(Stored entries)

⟨

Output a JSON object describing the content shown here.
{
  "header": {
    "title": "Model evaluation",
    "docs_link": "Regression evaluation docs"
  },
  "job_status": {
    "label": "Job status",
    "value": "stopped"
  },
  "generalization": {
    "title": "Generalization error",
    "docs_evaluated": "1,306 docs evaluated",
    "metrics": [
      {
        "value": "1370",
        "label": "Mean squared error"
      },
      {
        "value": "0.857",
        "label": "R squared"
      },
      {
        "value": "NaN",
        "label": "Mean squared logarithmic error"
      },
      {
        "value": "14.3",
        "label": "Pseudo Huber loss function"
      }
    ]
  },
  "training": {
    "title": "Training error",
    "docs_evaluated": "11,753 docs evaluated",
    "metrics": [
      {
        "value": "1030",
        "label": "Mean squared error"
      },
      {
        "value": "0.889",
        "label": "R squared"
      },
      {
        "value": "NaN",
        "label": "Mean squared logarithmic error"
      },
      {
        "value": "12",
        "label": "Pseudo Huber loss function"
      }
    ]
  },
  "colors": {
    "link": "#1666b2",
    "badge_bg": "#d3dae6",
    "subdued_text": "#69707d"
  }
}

⟩
⟨

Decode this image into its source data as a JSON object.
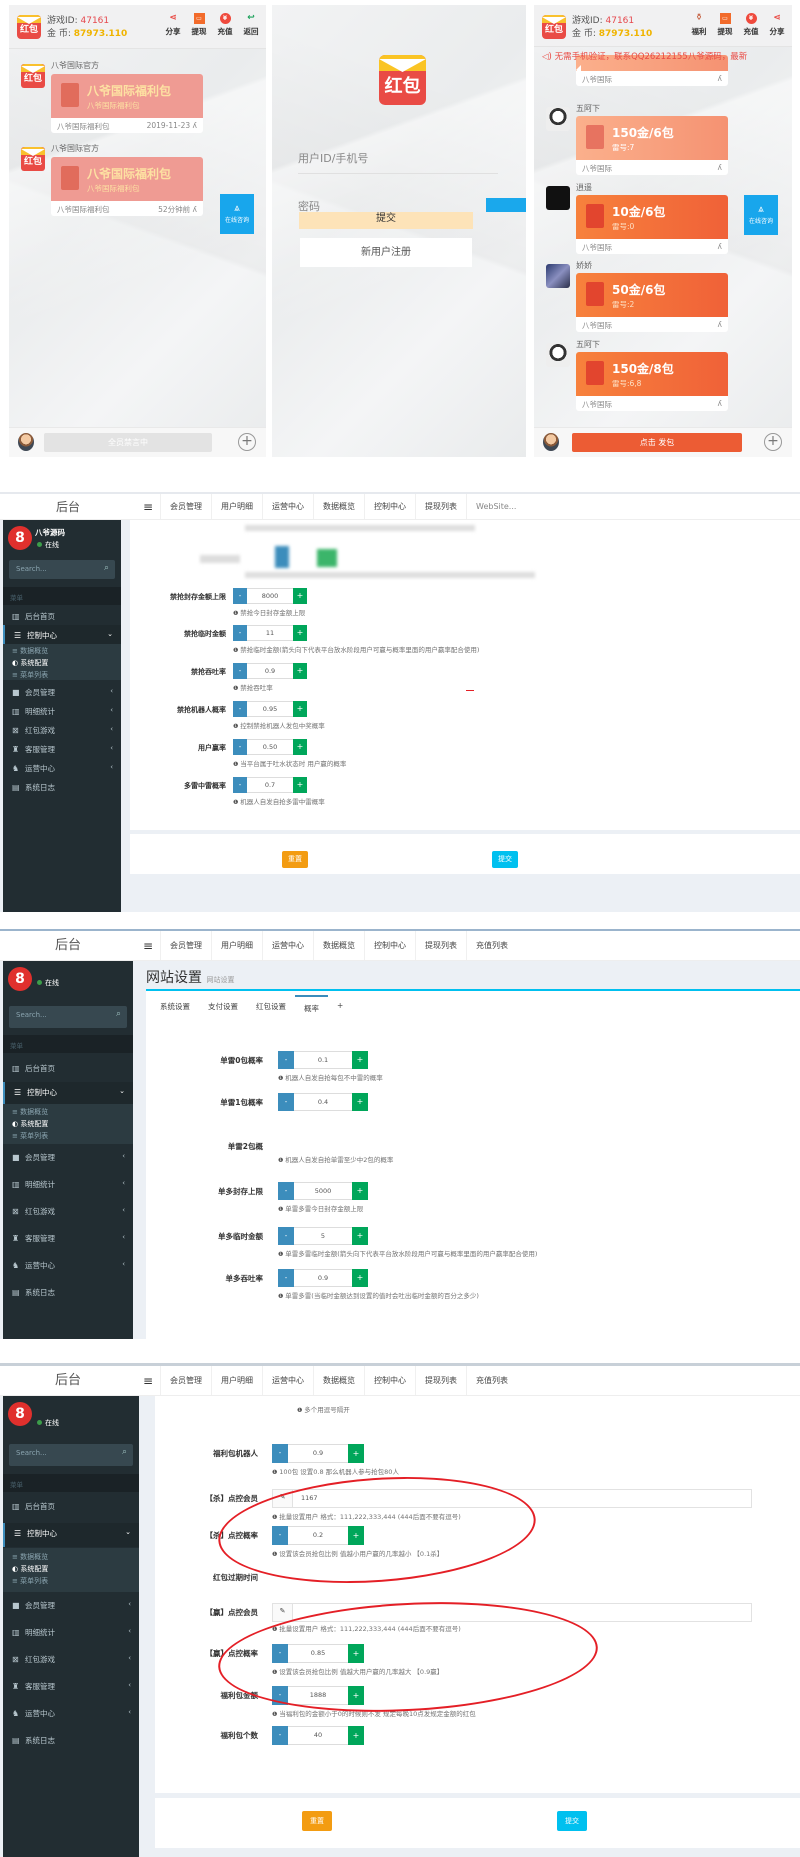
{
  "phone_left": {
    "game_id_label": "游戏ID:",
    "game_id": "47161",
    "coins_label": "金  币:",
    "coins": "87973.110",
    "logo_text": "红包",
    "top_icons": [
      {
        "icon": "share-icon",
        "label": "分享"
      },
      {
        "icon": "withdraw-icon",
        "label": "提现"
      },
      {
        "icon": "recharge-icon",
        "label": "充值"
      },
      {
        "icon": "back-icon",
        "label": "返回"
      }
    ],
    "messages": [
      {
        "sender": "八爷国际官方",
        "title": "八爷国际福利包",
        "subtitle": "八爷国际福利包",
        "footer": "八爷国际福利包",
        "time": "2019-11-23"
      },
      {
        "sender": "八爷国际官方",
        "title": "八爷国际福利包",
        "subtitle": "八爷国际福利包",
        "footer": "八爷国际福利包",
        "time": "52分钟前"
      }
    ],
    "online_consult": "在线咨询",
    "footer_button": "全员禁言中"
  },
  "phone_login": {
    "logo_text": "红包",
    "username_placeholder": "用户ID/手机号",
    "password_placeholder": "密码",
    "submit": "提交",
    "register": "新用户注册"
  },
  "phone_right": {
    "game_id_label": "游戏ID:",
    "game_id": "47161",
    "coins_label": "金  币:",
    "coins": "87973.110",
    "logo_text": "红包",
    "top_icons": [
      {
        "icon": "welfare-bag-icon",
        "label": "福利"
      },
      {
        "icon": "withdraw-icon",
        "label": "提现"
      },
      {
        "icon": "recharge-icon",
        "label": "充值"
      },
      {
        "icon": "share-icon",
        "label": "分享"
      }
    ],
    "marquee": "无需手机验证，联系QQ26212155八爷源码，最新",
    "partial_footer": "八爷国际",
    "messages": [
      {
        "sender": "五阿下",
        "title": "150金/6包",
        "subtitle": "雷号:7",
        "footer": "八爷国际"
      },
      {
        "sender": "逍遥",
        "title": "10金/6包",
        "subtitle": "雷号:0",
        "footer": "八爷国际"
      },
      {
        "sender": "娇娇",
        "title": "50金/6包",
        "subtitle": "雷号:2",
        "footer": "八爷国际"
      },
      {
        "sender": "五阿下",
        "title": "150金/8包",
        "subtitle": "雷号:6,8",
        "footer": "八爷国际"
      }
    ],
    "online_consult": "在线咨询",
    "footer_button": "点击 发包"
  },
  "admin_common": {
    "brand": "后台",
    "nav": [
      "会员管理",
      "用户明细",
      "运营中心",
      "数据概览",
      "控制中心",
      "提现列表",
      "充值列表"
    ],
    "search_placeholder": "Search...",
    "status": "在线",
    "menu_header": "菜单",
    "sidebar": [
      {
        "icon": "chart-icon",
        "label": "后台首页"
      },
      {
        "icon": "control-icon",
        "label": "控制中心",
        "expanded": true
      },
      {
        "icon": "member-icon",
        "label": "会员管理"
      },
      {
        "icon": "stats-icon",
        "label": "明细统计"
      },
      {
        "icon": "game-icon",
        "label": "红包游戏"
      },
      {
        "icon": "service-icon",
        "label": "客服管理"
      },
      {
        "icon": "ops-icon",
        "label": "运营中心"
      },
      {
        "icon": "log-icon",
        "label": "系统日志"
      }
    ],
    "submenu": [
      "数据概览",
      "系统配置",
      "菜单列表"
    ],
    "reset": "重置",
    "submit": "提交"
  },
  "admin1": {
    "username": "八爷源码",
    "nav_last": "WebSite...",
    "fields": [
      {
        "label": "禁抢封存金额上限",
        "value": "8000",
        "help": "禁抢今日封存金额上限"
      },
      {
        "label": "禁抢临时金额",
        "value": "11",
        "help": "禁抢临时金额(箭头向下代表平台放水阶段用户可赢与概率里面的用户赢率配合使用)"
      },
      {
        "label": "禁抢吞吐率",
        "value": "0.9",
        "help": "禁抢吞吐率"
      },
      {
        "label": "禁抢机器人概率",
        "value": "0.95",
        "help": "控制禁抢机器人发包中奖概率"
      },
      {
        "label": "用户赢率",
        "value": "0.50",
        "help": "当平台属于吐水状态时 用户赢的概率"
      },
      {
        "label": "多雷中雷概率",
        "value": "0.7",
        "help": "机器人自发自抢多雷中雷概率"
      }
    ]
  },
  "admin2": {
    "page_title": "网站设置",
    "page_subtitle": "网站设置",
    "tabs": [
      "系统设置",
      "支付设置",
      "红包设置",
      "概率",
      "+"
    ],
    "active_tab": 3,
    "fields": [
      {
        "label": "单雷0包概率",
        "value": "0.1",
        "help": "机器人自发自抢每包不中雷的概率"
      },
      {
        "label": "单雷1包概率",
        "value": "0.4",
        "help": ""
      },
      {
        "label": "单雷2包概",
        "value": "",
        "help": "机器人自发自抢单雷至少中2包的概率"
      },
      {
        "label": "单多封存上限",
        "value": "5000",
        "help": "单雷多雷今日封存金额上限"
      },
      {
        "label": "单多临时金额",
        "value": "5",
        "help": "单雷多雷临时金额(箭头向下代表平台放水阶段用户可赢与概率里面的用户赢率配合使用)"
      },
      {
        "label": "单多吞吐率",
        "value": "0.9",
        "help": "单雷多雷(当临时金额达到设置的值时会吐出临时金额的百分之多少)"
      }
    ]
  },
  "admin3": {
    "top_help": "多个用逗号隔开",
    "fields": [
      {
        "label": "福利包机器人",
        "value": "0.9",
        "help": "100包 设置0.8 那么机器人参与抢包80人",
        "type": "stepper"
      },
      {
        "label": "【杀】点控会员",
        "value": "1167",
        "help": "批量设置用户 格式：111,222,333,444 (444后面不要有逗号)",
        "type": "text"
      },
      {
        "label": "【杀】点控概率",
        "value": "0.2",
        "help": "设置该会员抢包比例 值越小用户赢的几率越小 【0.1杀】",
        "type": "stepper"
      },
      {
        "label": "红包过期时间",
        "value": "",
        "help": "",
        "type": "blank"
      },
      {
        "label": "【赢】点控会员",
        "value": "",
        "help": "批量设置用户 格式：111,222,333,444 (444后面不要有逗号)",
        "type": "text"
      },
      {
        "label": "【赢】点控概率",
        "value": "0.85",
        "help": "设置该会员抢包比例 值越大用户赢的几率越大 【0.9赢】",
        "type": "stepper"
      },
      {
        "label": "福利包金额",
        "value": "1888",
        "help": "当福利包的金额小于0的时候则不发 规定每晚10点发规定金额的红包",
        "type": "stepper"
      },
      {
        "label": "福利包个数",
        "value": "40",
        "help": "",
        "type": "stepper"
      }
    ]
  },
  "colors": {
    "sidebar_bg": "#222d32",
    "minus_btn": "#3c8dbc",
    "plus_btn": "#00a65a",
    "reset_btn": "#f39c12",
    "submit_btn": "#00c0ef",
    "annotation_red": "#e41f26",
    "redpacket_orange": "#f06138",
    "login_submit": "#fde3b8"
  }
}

⟩

Gather all lines from the records above in which "evaluation" appears.

    "title": "Model evaluation",
    "docs_link": "Regression evaluation docs"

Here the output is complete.